Work to do => State the count of lines below in which the word "JSON" appears, and add nothing.

--- --- ---

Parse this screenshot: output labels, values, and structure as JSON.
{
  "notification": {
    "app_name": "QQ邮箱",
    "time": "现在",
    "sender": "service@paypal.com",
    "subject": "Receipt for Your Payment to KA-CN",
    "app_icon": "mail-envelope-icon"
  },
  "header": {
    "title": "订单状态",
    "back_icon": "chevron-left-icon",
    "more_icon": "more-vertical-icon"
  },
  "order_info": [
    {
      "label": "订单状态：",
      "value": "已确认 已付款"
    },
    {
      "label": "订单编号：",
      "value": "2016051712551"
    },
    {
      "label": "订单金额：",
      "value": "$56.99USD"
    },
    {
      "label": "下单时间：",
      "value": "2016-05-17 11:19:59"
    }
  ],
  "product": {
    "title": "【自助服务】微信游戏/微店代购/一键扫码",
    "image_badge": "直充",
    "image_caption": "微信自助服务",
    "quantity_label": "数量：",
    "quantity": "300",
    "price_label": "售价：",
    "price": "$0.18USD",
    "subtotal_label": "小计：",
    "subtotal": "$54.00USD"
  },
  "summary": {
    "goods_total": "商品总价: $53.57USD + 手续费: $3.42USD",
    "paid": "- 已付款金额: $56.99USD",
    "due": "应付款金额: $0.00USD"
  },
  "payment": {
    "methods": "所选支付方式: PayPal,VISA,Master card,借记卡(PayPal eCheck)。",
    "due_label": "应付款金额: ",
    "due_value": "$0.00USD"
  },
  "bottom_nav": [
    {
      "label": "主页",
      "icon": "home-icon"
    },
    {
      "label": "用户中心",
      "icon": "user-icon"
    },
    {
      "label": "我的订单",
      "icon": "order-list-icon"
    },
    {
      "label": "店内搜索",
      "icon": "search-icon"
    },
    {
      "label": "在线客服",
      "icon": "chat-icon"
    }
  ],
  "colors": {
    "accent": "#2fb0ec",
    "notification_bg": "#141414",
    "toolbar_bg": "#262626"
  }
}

--- --- ---

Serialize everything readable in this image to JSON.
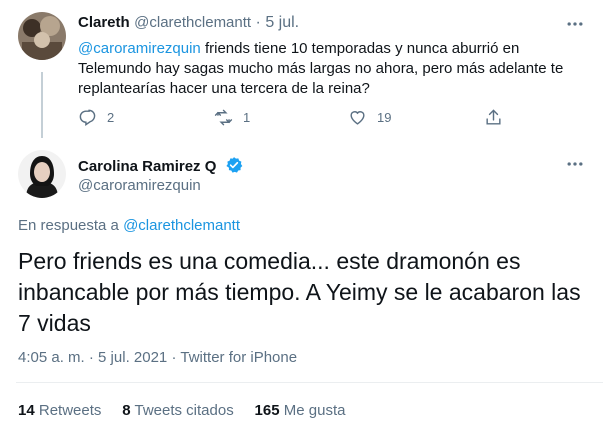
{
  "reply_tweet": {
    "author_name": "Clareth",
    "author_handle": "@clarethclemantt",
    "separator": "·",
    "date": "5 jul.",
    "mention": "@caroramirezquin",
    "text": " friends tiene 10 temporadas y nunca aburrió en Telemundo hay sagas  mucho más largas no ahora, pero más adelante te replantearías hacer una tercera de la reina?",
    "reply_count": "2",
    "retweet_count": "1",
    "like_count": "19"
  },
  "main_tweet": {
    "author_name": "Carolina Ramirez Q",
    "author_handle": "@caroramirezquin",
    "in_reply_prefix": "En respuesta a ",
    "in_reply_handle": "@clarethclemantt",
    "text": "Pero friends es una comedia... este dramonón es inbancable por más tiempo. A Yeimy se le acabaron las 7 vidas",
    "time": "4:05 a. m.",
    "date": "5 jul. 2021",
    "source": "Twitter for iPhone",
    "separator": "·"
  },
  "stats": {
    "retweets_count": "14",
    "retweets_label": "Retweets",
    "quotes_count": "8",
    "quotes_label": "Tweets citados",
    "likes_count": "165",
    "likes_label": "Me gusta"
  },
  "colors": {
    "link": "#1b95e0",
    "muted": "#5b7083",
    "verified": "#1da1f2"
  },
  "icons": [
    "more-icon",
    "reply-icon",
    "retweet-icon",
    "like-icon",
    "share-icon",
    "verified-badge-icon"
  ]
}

--- --- ---

The completed task => 2